- _Given records_:
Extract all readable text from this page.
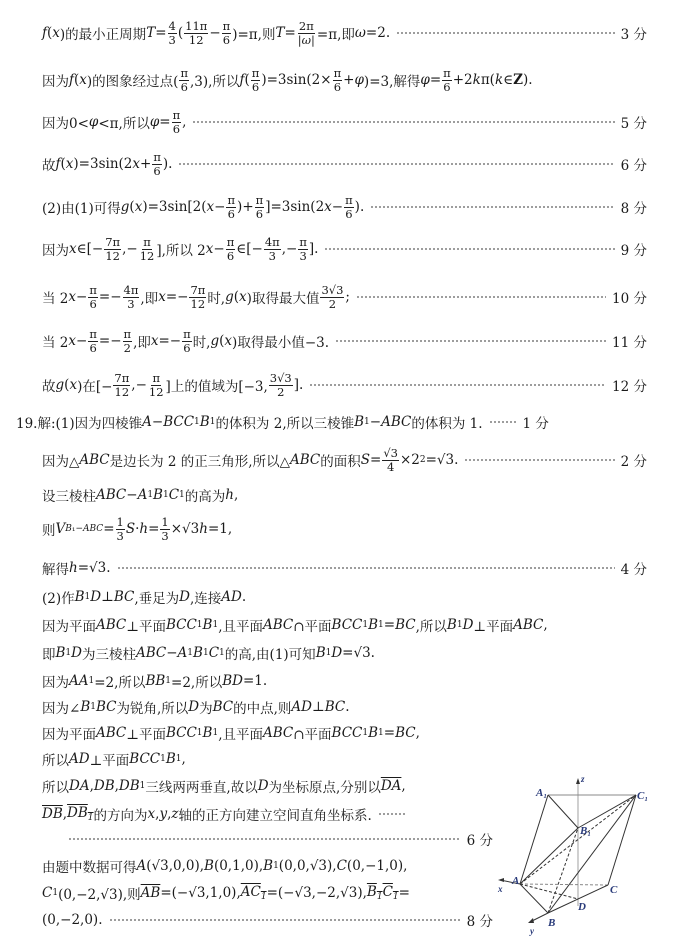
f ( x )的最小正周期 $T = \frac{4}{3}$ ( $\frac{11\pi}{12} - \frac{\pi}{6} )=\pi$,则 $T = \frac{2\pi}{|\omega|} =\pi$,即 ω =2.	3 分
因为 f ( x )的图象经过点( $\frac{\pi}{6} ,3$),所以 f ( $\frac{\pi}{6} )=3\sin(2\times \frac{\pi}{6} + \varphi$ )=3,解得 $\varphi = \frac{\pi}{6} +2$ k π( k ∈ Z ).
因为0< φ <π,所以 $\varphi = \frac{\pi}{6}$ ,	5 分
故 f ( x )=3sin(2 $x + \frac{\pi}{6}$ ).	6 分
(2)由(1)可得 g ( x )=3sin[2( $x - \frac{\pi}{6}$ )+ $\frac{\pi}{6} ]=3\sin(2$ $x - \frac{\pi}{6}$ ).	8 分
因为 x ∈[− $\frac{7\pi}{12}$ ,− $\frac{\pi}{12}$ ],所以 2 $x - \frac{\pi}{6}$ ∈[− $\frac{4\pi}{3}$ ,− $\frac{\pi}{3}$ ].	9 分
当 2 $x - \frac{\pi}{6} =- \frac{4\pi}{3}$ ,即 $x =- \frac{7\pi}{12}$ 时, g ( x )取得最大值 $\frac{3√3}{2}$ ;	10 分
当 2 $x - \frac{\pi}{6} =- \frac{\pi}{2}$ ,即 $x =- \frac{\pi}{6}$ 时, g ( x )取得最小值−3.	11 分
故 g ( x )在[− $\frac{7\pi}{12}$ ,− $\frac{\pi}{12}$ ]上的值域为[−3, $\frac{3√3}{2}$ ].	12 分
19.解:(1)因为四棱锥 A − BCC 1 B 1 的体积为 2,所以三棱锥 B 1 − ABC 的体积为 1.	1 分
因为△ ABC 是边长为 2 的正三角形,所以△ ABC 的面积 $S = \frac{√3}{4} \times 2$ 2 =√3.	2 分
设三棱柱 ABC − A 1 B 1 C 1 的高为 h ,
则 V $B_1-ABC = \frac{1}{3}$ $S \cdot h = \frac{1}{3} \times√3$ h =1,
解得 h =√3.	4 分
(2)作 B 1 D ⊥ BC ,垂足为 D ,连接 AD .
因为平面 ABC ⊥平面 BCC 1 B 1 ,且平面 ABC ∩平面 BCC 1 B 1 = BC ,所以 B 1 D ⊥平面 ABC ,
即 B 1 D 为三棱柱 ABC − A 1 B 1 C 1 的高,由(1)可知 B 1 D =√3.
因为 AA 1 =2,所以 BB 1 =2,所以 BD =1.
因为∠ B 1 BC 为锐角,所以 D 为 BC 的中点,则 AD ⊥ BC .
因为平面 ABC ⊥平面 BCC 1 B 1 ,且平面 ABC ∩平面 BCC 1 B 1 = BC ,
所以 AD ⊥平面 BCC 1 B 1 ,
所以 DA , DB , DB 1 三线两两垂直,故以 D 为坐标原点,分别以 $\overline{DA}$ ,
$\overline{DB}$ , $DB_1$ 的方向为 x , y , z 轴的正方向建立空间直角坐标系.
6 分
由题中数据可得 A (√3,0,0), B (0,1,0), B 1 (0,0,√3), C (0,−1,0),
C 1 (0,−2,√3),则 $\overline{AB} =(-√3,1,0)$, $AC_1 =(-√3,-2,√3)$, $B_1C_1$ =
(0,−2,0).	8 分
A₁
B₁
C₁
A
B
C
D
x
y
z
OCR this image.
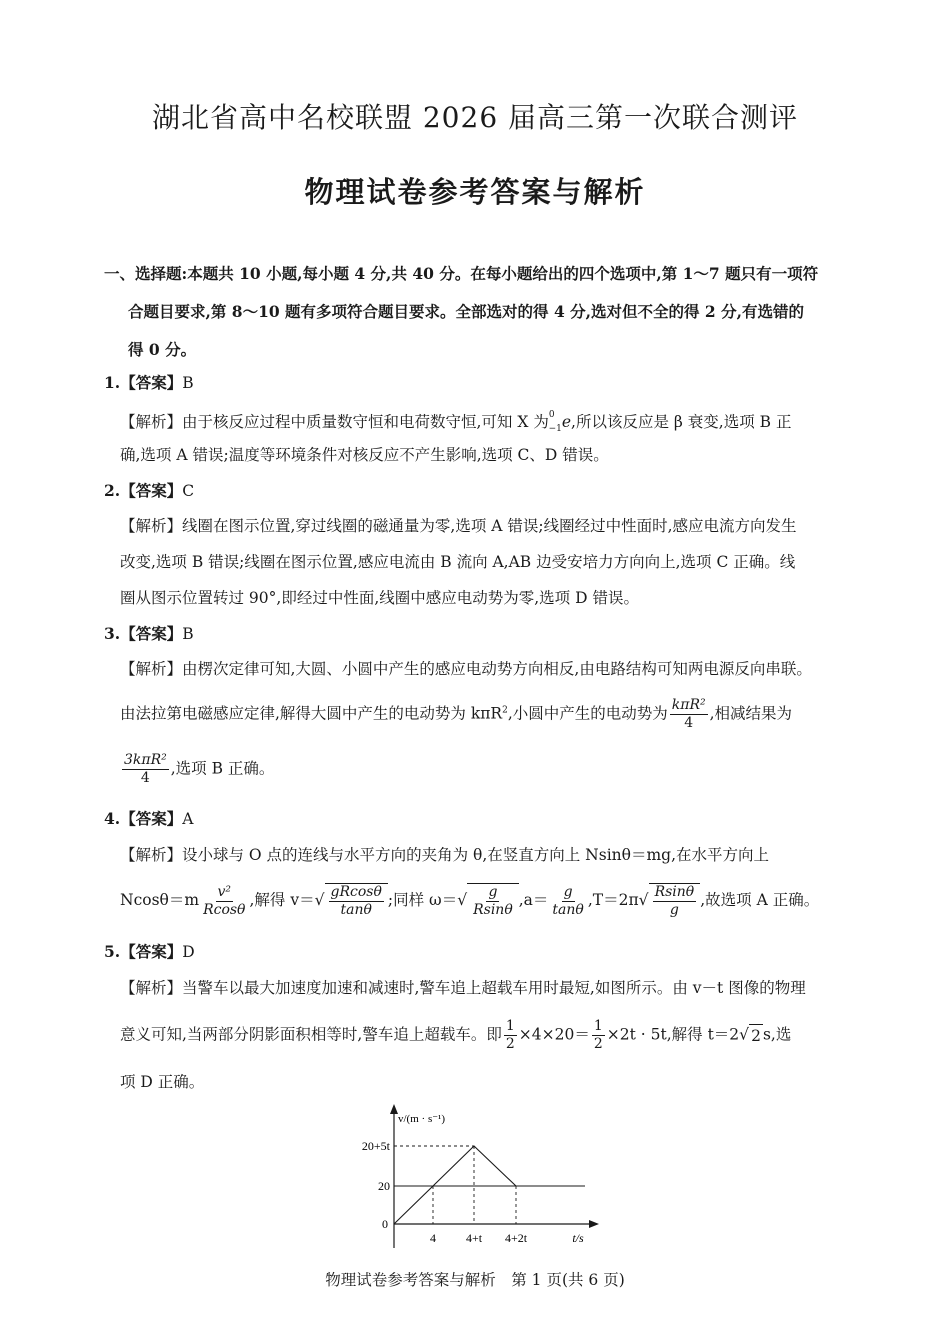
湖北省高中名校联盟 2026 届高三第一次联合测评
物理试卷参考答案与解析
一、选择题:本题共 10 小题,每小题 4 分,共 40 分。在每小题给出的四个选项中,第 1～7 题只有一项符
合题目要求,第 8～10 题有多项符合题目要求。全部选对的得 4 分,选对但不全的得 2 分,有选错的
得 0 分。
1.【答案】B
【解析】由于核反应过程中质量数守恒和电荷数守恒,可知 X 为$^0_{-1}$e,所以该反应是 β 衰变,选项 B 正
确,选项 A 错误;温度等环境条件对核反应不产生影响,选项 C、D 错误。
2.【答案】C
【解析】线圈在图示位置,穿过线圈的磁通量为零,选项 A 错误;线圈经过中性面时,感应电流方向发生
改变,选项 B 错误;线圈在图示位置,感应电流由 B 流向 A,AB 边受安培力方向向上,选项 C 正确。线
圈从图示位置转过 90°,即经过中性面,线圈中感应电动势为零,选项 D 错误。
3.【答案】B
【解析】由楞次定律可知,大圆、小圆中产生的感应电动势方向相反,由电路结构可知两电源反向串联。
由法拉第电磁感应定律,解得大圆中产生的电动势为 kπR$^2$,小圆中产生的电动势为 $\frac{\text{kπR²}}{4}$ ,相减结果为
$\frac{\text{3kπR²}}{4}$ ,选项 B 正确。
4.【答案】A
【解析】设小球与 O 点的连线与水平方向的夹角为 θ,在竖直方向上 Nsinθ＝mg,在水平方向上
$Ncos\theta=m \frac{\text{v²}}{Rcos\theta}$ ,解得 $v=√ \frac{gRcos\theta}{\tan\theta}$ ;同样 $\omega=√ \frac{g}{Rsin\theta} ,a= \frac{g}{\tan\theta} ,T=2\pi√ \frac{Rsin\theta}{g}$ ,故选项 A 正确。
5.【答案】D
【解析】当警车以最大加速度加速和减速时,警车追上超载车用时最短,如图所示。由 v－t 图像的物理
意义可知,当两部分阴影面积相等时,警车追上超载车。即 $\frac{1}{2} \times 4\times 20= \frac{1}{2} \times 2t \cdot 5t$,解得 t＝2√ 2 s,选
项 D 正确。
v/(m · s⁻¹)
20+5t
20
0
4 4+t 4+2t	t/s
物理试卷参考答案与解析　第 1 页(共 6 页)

- _Stated goal_:
For the data above, state how many lines contain "omega"; the number is the whole answer.

- _Solution for this exercise_:
2